=== Task description ===
Identify and pull out each line of the entries in which "Price" occurs.
[Begin]
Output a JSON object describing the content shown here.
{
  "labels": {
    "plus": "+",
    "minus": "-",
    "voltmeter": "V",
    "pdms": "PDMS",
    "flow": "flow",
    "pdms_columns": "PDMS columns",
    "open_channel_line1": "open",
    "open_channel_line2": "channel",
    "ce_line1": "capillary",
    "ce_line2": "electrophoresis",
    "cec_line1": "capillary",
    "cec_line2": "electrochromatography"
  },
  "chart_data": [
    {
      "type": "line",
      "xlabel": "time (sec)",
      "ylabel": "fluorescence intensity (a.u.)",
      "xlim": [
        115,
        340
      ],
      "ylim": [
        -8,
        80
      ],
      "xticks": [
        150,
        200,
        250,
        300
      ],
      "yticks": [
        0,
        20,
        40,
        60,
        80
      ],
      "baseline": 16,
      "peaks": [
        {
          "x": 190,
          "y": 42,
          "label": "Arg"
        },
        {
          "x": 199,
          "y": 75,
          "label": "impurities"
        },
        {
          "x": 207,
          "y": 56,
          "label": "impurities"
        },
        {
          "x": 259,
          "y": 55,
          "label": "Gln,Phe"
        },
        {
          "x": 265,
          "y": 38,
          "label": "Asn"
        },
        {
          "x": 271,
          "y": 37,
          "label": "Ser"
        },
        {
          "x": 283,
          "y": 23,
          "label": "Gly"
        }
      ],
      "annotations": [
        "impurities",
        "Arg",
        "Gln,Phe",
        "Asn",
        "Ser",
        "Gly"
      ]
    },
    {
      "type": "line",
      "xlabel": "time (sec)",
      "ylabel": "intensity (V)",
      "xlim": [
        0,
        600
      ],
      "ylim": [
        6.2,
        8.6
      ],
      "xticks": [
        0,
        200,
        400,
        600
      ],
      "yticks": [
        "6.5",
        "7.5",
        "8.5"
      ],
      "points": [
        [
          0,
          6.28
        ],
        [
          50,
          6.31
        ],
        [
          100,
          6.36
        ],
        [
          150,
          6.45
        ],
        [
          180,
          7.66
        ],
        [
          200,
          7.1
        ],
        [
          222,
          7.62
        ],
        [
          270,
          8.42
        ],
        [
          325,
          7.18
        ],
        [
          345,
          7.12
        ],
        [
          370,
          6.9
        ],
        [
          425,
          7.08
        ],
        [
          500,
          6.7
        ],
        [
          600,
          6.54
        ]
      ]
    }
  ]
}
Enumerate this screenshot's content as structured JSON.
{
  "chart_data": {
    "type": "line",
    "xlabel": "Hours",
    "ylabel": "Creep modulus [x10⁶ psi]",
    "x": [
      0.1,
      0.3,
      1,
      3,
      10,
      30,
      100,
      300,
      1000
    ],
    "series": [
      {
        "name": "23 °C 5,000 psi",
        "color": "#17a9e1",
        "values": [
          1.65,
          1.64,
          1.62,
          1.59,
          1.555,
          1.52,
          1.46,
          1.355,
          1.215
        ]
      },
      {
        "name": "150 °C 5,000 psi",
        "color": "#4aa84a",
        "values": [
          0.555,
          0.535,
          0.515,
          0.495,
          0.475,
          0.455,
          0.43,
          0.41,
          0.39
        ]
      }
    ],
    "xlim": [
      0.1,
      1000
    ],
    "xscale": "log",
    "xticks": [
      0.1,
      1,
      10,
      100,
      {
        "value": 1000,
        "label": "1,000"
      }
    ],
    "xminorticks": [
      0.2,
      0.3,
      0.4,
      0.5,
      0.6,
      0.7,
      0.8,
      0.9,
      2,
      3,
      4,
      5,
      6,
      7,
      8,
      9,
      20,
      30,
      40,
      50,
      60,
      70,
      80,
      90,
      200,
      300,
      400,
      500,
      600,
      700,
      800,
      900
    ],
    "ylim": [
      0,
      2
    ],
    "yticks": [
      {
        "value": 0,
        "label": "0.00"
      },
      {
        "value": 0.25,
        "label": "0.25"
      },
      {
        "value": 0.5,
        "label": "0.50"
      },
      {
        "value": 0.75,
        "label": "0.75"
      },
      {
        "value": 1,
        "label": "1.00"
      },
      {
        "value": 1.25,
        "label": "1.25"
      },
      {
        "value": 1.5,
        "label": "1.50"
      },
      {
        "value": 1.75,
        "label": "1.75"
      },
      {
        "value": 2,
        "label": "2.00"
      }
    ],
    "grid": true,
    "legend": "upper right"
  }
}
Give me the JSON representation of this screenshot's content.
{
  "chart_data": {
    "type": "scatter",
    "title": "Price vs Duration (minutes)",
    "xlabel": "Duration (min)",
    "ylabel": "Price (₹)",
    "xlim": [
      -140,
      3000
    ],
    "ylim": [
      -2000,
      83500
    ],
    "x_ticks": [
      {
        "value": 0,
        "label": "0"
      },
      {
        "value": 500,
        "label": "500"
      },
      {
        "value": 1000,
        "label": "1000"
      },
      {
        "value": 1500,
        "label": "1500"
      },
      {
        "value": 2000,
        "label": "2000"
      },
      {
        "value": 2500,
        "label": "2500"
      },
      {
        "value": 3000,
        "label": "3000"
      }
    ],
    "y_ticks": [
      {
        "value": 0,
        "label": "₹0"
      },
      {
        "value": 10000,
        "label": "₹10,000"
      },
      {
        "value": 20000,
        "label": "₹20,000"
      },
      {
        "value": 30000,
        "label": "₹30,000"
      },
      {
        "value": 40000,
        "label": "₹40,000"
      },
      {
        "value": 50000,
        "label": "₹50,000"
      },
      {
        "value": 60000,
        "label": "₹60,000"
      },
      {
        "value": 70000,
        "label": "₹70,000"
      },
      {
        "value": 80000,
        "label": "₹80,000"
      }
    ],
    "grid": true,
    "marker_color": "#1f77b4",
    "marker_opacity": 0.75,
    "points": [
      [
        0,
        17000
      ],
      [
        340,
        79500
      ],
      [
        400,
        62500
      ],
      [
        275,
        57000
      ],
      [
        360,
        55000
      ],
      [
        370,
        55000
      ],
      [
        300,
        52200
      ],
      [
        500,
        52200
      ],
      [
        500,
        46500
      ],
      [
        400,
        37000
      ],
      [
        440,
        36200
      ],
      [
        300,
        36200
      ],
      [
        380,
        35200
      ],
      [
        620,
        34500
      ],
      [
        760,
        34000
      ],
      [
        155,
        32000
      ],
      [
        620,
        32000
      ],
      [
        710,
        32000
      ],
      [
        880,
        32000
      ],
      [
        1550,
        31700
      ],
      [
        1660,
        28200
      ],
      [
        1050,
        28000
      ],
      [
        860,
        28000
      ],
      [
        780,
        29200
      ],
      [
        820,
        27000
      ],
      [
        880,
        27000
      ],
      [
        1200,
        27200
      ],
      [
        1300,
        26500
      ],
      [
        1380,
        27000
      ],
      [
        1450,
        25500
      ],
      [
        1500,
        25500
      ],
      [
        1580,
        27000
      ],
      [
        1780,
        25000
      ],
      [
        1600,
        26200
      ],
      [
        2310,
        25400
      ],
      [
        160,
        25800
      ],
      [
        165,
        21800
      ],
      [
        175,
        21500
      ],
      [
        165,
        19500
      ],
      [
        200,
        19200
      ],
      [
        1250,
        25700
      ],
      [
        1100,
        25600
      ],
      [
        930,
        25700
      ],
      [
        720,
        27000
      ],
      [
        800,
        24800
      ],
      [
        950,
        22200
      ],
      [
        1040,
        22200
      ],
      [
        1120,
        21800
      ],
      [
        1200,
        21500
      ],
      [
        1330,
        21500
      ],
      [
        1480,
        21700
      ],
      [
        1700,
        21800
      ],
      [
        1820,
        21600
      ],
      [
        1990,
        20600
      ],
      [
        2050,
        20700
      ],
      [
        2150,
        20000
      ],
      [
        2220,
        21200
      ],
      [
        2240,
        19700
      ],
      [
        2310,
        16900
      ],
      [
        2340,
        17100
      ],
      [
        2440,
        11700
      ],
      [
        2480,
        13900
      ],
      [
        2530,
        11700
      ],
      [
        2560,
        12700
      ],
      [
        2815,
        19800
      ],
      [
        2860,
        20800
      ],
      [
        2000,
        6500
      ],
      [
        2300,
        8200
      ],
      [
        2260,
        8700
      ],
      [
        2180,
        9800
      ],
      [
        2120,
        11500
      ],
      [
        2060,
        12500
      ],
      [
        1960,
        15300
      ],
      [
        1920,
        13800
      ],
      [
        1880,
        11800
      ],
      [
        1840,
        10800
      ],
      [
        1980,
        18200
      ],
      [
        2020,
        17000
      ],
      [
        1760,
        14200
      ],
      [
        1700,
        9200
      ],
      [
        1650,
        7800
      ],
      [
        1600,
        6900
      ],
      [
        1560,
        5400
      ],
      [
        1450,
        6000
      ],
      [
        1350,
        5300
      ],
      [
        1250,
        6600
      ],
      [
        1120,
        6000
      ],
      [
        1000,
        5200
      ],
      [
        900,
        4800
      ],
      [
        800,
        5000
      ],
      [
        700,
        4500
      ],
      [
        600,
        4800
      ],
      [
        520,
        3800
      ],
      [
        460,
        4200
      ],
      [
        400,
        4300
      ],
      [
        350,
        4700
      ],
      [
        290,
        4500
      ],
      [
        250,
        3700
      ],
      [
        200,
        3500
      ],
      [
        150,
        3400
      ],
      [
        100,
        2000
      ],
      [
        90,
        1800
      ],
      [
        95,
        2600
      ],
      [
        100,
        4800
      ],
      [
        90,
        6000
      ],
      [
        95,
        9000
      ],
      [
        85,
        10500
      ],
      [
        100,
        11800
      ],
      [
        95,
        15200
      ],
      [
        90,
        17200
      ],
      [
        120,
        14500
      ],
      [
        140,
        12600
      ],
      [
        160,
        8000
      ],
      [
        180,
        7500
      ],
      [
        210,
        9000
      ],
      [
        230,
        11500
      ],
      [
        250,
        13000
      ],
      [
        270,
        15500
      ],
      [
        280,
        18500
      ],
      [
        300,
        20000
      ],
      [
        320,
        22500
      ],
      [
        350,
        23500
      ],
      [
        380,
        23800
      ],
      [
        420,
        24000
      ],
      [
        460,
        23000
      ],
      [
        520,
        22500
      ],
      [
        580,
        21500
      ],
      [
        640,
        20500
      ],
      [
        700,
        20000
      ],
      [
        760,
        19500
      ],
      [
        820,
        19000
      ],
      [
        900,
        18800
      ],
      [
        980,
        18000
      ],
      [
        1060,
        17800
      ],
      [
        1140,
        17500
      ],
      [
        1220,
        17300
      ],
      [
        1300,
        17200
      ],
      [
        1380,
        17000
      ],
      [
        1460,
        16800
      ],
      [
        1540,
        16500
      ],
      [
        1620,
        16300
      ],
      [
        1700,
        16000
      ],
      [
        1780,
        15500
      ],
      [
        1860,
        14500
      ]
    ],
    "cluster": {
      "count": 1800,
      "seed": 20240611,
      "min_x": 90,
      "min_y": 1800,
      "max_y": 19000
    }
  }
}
[End]
=== Solved exercise ===
    "title": "Price vs Duration (minutes)",
    "ylabel": "Price (₹)",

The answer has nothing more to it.